_What you need to do:_
Give back, unchanged, everything in the material from the line containing "I need the location" down to the line containing "- x-tick-label: 60: [925, 711, 944, 723]", both of those lines included. Leave any picture out of your answer.

_Supplied data:_
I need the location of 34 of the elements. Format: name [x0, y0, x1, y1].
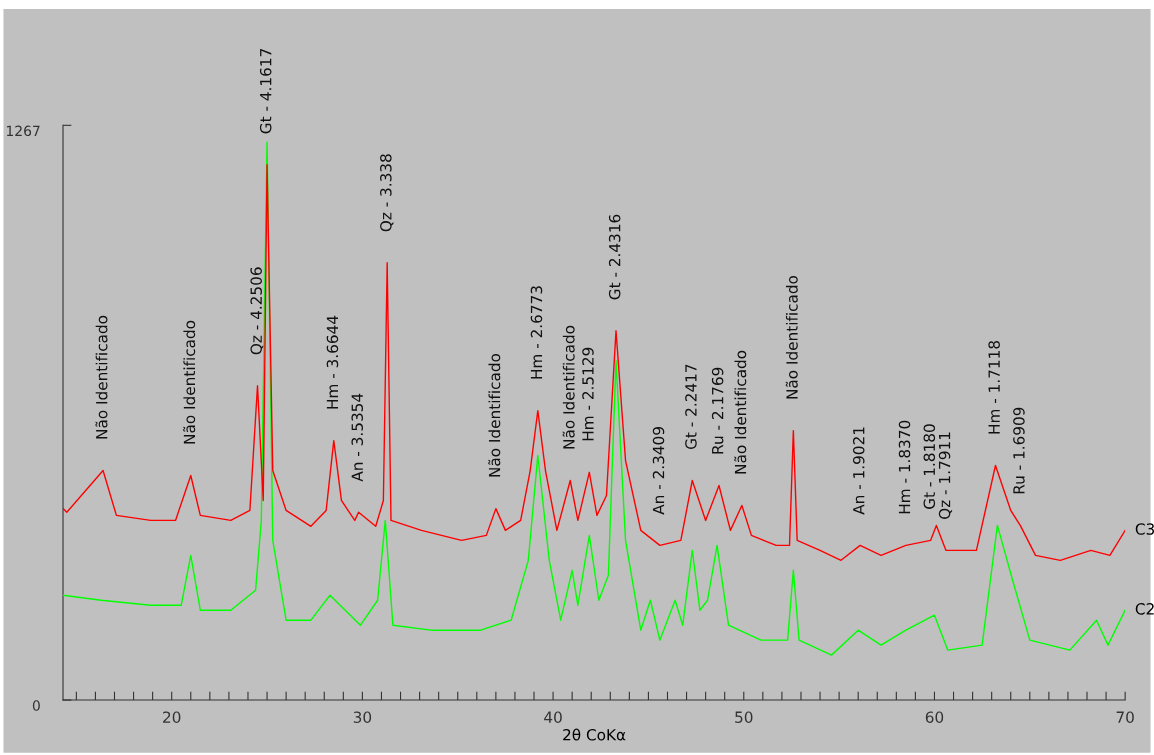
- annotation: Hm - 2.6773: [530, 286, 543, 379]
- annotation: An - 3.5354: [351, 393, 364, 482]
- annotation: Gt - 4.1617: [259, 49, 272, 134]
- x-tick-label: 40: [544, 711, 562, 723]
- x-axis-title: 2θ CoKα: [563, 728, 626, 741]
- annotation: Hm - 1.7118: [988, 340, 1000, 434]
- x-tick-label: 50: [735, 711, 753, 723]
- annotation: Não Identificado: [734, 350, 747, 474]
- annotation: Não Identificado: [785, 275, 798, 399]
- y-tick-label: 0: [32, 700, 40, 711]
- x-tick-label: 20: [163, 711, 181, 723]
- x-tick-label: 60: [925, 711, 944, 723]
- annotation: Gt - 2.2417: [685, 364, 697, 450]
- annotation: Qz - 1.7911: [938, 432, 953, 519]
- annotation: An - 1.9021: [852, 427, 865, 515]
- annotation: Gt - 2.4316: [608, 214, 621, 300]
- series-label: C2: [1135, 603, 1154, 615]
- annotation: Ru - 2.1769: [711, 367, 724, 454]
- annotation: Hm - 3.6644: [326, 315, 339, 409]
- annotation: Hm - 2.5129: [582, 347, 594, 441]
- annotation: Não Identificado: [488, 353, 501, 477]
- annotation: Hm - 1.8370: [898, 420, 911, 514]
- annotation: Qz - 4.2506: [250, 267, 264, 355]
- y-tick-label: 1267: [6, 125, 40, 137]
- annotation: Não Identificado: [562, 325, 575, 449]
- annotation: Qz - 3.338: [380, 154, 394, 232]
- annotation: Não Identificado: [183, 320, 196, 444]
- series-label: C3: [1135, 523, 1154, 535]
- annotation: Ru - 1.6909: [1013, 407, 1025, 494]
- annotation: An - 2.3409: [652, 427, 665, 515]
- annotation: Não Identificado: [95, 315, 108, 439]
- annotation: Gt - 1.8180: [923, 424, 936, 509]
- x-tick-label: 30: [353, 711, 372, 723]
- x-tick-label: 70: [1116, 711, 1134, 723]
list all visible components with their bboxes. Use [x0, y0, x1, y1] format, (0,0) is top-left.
...
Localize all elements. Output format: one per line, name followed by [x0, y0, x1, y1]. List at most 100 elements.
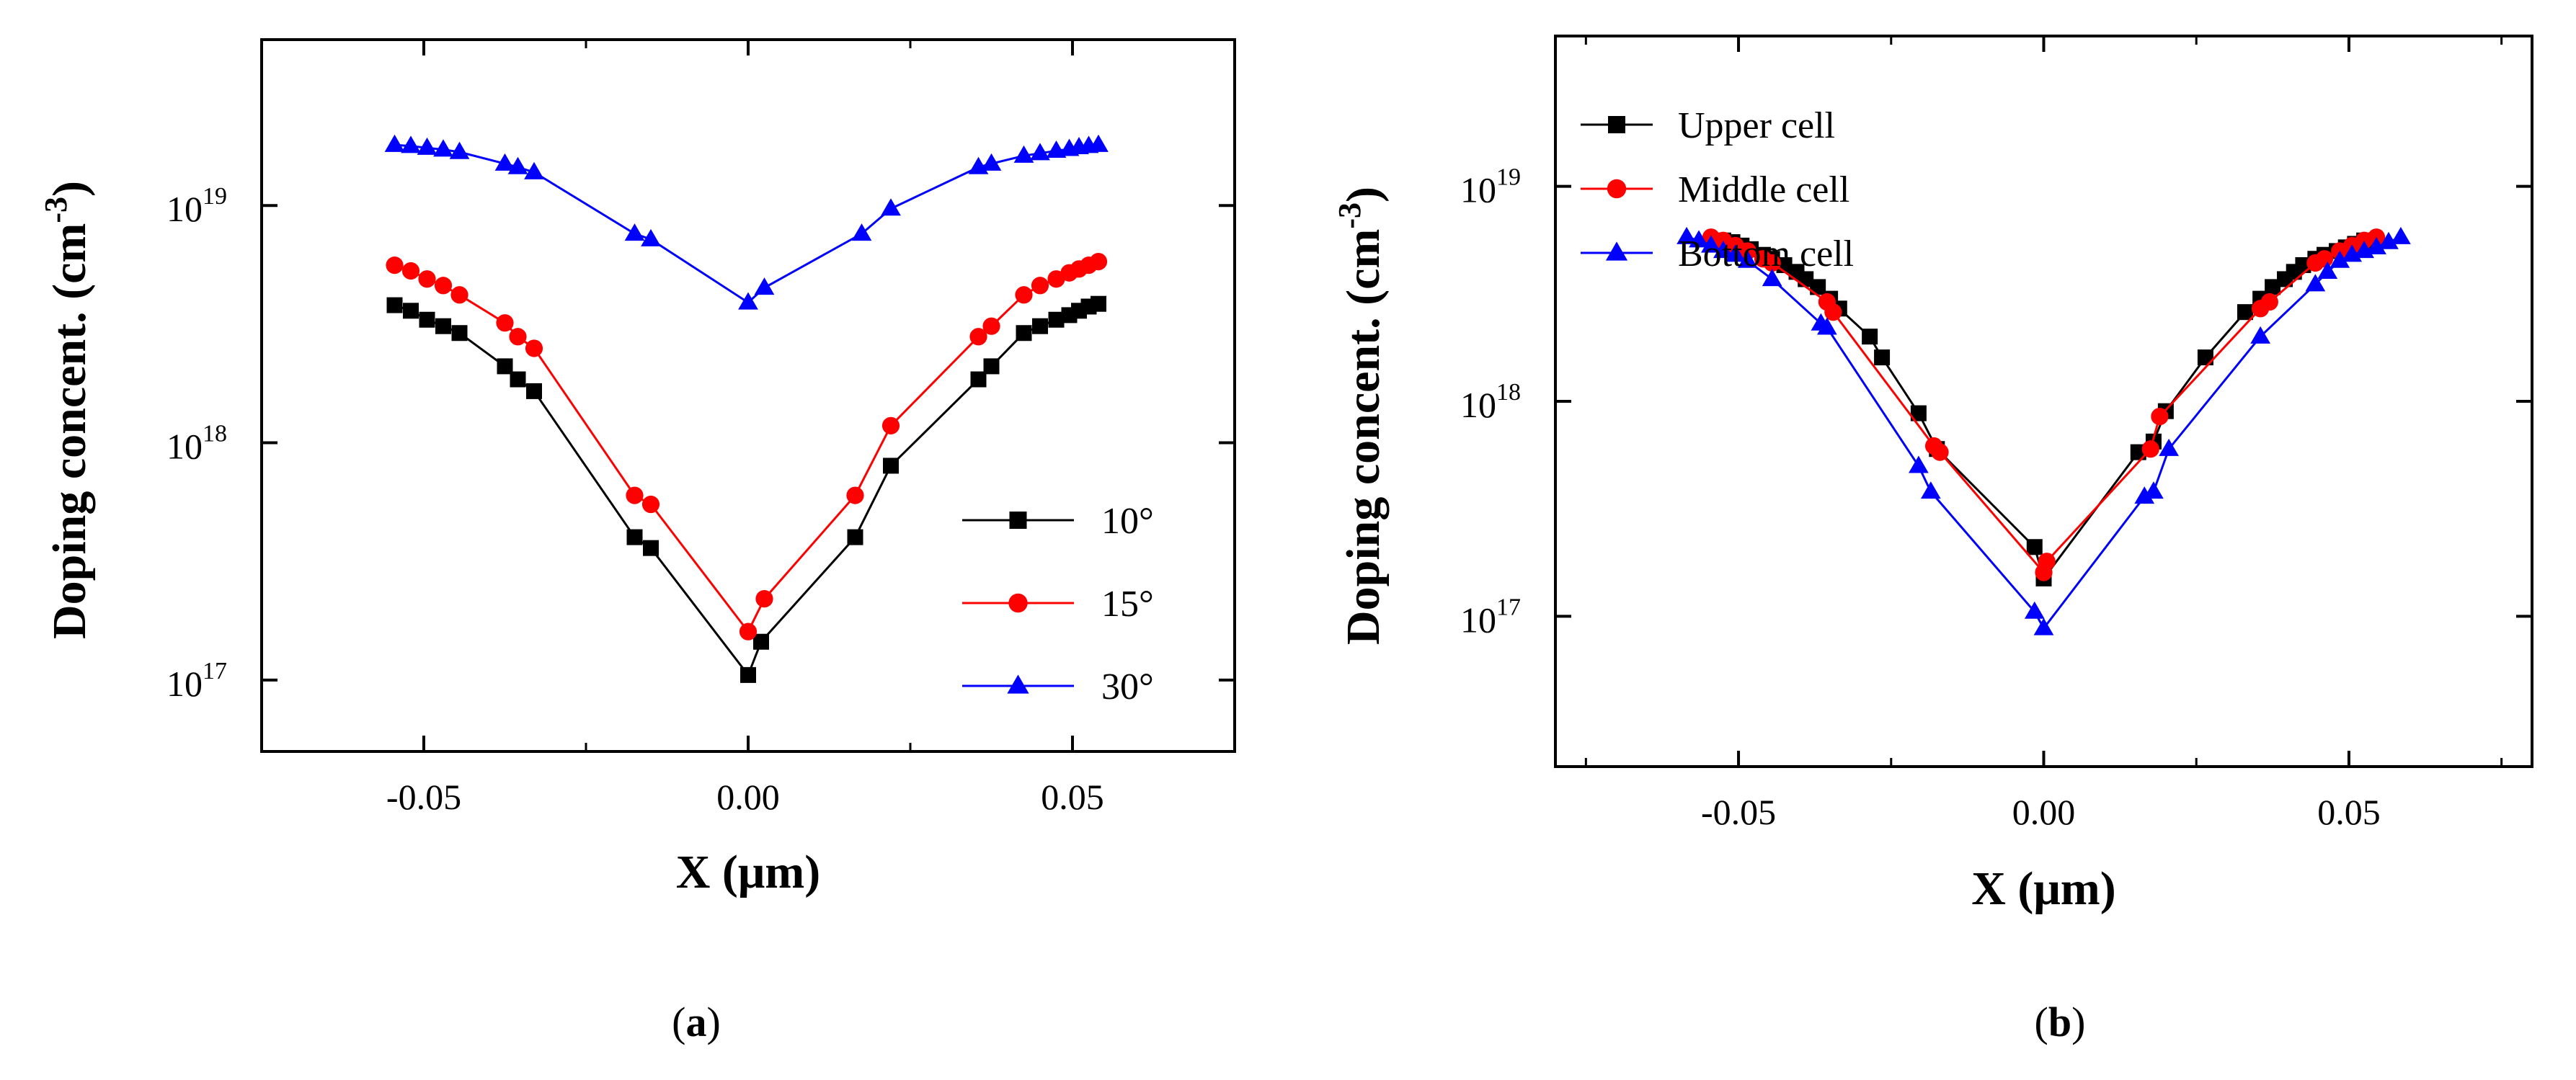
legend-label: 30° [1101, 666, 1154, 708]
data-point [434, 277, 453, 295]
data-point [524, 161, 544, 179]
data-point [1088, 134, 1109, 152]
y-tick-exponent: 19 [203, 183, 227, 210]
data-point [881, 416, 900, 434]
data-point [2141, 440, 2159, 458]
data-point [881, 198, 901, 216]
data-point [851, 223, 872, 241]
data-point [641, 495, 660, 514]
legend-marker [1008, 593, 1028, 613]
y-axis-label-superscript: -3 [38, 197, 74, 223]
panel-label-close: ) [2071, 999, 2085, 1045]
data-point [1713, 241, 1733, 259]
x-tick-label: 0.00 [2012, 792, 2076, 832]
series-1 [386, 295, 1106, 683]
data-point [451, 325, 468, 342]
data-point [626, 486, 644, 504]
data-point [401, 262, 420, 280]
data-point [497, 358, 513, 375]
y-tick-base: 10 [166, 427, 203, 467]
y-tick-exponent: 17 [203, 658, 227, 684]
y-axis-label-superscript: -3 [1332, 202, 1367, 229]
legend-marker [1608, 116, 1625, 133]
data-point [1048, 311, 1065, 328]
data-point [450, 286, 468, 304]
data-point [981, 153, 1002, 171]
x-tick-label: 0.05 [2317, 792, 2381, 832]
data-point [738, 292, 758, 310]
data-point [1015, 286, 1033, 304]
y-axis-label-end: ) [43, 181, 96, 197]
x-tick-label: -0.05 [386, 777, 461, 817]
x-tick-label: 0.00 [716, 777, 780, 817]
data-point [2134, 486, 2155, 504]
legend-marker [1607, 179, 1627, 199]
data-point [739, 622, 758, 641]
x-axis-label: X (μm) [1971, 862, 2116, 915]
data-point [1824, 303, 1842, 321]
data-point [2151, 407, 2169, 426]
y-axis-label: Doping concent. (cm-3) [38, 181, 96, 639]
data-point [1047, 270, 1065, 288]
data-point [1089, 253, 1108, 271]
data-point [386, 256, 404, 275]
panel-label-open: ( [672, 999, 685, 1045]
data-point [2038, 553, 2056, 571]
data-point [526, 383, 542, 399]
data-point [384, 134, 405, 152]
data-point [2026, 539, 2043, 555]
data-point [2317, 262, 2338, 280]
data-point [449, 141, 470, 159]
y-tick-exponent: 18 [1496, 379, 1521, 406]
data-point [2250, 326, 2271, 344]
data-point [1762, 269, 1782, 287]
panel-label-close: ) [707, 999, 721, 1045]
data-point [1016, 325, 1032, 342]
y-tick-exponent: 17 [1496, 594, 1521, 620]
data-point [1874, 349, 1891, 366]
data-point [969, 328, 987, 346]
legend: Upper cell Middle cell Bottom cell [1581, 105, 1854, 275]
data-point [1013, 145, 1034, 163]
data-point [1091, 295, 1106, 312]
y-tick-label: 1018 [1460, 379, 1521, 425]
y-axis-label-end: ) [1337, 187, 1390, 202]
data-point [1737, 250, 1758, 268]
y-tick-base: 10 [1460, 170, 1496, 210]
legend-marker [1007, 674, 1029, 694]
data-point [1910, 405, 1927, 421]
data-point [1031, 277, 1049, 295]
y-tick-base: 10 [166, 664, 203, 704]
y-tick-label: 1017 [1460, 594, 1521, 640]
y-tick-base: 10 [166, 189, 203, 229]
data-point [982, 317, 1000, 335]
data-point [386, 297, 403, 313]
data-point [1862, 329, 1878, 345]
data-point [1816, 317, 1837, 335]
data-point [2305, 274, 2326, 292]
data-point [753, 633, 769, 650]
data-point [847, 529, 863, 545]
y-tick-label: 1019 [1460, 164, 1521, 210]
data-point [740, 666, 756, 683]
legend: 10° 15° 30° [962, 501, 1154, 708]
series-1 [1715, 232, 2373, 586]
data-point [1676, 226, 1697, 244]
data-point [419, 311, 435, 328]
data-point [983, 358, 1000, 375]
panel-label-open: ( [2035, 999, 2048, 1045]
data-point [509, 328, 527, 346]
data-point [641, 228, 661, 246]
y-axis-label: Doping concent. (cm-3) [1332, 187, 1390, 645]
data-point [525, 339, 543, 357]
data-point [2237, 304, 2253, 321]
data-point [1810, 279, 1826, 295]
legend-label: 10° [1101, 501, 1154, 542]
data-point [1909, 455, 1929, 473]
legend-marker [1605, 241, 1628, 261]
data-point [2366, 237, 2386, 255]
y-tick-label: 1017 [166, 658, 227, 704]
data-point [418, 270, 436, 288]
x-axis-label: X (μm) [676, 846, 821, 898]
==
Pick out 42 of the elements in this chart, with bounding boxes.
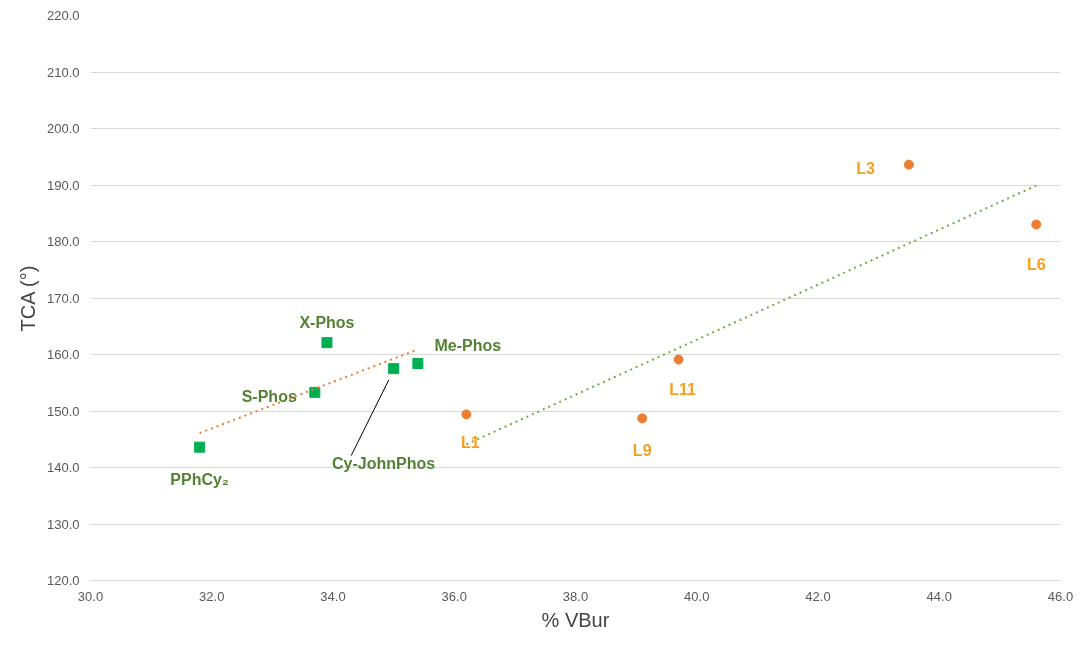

_Written response:_
I need the location of 34 of the elements. Format: name [x0, y0, x1, y1].
- annotation: Hm - 2.6773: [530, 286, 543, 379]
- annotation: An - 3.5354: [351, 393, 364, 482]
- annotation: Gt - 4.1617: [259, 49, 272, 134]
- x-tick-label: 40: [544, 711, 562, 723]
- x-axis-title: 2θ CoKα: [563, 728, 626, 741]
- annotation: Hm - 1.7118: [988, 340, 1000, 434]
- x-tick-label: 50: [735, 711, 753, 723]
- annotation: Não Identificado: [734, 350, 747, 474]
- annotation: Não Identificado: [785, 275, 798, 399]
- y-tick-label: 0: [32, 700, 40, 711]
- x-tick-label: 20: [163, 711, 181, 723]
- x-tick-label: 60: [925, 711, 944, 723]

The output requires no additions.